Task goal
Among the lines below, some may hold the word "their"; state how many do, giving only the number.

Study material
=-=-=-=-=

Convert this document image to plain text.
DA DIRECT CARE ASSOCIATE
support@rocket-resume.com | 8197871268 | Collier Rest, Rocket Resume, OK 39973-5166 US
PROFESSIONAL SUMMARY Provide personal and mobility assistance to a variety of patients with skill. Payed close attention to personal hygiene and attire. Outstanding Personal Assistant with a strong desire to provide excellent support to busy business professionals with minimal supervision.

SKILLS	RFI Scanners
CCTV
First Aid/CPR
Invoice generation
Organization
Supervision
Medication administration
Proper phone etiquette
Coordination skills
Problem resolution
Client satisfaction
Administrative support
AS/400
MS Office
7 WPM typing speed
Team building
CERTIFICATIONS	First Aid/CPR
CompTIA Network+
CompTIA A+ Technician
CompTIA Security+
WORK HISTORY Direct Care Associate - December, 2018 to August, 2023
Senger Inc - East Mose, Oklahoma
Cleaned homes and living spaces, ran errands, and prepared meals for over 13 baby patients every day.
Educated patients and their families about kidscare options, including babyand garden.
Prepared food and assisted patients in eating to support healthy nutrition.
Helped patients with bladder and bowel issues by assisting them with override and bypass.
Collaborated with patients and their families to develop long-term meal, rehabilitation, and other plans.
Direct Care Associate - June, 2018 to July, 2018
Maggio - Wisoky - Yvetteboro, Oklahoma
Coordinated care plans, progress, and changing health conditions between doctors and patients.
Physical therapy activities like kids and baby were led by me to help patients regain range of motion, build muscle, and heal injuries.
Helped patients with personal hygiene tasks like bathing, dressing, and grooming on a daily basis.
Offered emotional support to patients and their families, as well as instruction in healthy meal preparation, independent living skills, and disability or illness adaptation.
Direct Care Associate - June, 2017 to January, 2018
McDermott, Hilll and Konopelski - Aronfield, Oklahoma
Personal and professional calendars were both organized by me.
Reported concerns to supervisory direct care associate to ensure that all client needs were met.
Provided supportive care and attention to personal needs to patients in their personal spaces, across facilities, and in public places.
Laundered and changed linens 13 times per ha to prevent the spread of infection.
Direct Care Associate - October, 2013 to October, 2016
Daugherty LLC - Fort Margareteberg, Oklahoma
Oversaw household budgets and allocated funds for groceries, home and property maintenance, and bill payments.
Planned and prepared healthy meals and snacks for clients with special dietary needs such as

=-=-=-=-=

Solution to this problem
4